Rows from a dataset
»»
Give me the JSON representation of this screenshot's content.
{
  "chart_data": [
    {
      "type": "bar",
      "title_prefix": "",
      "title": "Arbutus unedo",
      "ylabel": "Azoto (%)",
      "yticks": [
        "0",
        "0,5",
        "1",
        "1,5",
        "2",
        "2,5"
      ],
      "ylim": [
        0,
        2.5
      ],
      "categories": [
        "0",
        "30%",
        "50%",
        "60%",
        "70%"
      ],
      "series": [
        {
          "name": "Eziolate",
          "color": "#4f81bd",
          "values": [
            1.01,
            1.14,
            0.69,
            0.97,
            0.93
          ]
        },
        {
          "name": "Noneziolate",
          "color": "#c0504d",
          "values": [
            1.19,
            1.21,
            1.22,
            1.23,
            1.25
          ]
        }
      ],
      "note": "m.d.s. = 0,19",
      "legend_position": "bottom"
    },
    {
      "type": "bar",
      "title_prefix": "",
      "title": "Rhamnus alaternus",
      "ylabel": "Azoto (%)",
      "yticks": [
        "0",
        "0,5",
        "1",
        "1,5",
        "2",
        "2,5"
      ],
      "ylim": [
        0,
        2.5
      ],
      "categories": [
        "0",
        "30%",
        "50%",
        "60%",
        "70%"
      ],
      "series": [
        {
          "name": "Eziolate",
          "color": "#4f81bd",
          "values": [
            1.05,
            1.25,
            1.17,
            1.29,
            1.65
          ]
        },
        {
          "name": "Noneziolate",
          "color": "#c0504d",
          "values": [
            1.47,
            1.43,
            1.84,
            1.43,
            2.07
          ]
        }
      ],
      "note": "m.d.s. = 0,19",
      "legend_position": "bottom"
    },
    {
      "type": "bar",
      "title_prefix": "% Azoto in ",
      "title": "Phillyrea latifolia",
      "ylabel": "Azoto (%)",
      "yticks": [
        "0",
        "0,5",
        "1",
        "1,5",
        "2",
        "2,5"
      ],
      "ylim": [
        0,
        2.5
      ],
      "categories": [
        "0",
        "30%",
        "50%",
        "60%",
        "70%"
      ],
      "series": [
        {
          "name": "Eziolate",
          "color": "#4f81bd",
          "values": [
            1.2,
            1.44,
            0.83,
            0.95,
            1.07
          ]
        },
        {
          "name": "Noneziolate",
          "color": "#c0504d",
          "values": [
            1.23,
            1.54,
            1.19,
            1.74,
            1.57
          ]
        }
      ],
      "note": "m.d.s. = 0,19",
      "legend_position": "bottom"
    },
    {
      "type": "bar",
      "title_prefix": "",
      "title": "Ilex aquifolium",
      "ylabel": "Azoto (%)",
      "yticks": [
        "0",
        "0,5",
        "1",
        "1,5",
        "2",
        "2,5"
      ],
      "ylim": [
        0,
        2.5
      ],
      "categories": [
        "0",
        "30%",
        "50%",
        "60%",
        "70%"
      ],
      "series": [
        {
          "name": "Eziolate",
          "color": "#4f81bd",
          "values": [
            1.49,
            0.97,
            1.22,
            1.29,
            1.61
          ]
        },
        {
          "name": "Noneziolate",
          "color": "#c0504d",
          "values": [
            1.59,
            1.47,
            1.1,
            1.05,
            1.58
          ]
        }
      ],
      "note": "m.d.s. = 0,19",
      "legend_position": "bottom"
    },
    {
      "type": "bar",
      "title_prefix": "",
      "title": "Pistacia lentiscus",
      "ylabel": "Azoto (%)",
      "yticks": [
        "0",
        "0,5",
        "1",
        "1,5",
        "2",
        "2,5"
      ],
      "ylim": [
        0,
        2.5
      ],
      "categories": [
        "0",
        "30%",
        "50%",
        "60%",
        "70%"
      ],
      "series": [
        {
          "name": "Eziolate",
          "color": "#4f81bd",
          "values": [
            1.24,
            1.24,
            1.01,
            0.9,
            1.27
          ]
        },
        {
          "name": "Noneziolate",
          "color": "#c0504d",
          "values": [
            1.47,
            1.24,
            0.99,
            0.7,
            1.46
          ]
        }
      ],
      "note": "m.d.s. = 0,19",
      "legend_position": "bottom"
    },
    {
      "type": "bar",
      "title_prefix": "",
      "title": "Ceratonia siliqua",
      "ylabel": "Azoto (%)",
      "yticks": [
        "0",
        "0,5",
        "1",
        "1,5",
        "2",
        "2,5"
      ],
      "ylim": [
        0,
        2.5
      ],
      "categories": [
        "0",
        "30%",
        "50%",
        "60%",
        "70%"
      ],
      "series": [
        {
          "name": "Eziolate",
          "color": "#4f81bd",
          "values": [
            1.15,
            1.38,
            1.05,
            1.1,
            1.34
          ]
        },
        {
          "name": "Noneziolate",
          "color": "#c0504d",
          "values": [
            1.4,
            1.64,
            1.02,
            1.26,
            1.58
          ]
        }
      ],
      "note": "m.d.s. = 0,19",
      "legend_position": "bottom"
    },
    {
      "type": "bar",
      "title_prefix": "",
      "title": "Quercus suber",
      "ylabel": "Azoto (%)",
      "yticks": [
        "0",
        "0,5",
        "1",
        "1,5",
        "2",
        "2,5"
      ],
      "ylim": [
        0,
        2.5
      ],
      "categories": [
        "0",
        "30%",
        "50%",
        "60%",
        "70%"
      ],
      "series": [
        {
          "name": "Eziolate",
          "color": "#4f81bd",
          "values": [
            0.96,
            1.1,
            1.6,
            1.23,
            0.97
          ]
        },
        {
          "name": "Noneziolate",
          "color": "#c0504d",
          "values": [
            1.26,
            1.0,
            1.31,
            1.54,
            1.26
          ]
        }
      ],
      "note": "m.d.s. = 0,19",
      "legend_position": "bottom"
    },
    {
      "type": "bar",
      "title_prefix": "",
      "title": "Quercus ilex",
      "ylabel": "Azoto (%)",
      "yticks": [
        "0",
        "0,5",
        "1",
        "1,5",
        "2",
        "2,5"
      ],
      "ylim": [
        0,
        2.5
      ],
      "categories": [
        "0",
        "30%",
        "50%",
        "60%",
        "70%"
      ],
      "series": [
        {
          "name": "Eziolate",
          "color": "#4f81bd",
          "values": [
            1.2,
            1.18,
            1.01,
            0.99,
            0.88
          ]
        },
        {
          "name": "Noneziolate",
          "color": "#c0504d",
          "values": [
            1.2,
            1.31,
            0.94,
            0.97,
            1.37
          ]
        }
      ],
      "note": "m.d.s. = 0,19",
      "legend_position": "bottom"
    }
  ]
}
««
Task directions: Reply with nothing but the number of lines in the data above that contain "Quercus".

Solved exercise: 2